* START *
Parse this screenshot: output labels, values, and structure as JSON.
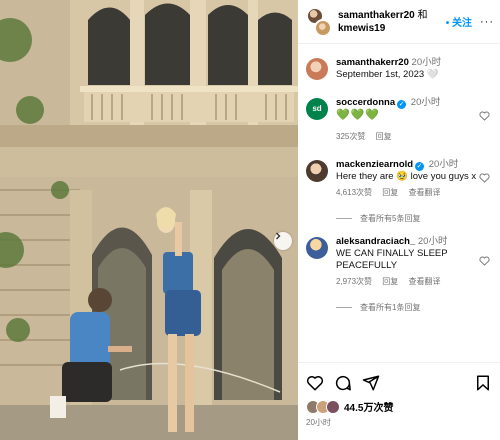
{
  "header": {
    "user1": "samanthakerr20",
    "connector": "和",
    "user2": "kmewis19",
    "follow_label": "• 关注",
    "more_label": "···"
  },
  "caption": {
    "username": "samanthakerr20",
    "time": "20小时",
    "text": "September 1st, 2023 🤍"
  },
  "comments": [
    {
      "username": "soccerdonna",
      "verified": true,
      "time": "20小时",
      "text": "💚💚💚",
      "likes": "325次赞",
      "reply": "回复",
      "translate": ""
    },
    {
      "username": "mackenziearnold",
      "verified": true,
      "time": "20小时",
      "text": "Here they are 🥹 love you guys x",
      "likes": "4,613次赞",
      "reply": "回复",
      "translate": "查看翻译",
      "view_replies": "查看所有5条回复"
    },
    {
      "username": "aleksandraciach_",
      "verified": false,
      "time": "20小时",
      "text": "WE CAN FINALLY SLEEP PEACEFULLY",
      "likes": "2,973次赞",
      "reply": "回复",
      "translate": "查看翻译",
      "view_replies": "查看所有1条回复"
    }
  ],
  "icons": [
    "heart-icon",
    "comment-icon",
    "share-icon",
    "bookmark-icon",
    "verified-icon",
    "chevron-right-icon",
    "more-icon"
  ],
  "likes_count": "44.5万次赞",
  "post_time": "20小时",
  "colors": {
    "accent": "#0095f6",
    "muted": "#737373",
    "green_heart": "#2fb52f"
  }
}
* END *
* START *
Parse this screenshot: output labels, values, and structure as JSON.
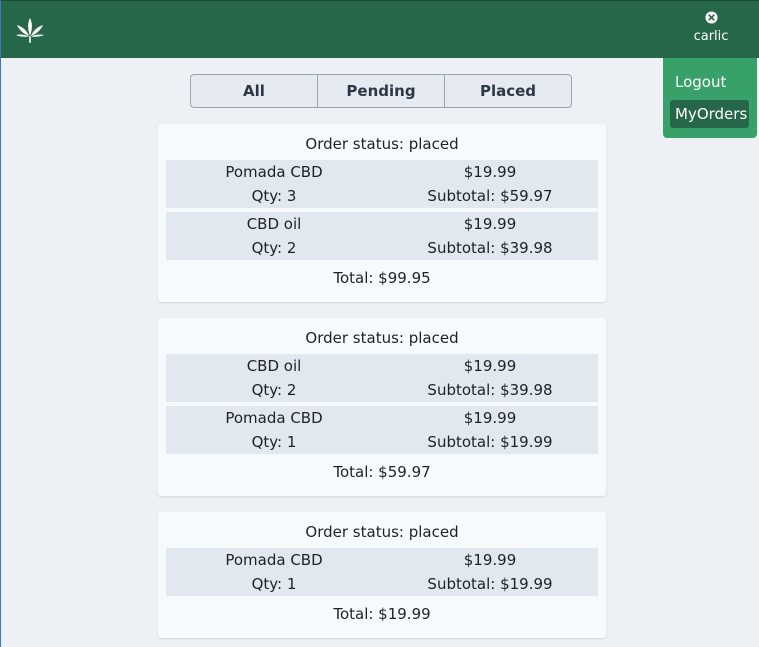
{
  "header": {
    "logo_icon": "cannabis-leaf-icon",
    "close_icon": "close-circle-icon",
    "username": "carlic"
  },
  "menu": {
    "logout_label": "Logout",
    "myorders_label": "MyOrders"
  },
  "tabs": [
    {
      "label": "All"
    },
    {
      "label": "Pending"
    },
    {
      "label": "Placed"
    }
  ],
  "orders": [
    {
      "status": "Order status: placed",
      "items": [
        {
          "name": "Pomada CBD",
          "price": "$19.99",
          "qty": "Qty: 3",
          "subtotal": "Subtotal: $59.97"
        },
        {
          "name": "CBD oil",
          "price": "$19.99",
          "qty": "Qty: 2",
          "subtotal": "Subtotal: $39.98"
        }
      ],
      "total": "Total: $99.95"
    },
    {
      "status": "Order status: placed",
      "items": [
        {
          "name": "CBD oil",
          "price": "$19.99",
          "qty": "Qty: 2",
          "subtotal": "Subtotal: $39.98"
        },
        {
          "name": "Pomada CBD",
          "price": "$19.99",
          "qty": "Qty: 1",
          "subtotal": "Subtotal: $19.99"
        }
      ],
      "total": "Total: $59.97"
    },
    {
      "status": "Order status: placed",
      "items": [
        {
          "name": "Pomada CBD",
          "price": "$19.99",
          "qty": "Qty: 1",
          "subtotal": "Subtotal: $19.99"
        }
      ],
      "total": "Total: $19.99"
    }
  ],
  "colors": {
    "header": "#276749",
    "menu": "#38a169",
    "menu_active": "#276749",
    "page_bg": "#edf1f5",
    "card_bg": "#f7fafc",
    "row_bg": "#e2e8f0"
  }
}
* END *
Extract each line holding the string "verified".

      "verified": true,
      "verified": true,
      "verified": false,
    "verified-icon",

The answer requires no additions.